» **Task to complete**: Show every line below where "Train" can be found.

» **Exercise materials**:

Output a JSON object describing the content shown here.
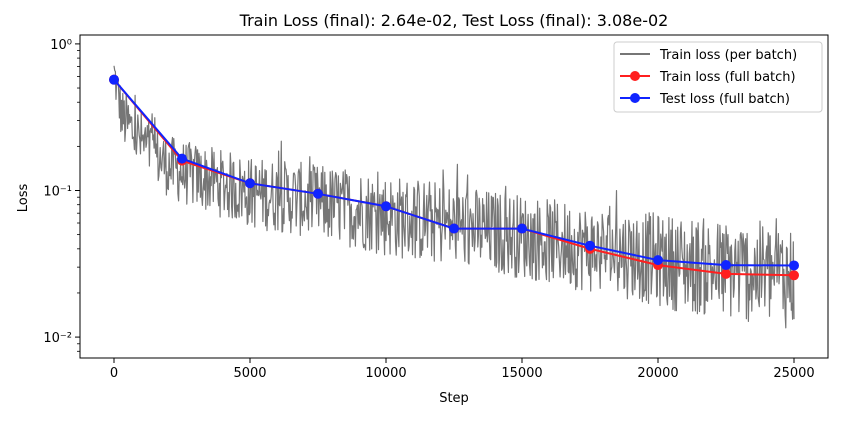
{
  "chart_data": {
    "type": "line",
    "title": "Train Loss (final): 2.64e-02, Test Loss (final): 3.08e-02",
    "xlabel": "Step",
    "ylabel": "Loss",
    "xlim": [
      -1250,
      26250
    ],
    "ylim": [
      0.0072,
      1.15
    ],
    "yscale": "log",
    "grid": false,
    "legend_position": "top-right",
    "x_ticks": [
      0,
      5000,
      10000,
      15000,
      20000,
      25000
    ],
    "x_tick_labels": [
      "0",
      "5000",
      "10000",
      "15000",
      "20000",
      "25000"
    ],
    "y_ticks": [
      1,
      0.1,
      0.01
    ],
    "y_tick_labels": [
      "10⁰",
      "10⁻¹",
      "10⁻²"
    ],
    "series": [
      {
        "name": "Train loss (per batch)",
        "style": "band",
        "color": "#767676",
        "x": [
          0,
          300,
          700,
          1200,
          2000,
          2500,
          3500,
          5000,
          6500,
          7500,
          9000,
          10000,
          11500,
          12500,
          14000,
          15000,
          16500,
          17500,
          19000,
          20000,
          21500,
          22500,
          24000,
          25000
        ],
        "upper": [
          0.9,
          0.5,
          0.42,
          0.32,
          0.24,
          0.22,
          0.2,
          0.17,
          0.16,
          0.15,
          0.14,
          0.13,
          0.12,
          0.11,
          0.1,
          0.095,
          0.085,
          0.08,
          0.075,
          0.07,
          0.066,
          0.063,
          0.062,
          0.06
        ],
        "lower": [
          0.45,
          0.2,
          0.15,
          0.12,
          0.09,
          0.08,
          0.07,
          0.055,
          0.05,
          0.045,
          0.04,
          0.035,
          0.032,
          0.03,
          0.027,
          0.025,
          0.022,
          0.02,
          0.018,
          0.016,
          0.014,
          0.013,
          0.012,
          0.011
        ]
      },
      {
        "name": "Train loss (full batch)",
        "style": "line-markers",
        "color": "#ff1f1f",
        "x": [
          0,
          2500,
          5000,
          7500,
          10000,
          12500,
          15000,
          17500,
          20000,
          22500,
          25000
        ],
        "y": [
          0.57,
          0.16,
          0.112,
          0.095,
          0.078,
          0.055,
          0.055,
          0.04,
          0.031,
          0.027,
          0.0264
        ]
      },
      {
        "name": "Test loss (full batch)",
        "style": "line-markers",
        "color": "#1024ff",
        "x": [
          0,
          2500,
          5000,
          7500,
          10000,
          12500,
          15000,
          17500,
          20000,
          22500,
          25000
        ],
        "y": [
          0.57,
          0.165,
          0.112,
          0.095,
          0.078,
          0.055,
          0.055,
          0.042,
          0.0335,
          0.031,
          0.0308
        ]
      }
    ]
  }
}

==

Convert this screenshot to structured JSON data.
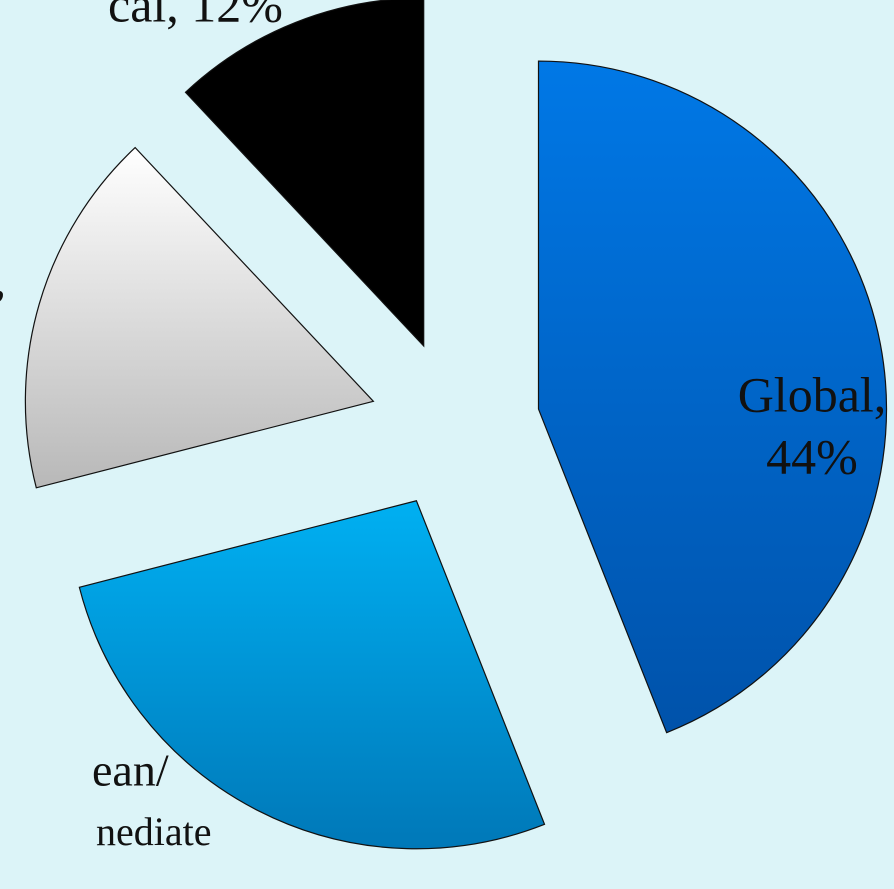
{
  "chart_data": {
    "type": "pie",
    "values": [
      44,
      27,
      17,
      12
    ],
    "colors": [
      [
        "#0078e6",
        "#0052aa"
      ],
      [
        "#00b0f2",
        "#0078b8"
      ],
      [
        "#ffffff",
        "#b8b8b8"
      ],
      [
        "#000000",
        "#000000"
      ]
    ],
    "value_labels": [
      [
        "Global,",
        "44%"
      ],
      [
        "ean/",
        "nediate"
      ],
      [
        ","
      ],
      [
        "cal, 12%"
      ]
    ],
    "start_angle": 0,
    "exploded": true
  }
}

» **Full output**:
    "title": "Train Loss (final): 2.64e-02, Test Loss (final): 3.08e-02",
        "name": "Train loss (per batch)",
        "name": "Train loss (full batch)",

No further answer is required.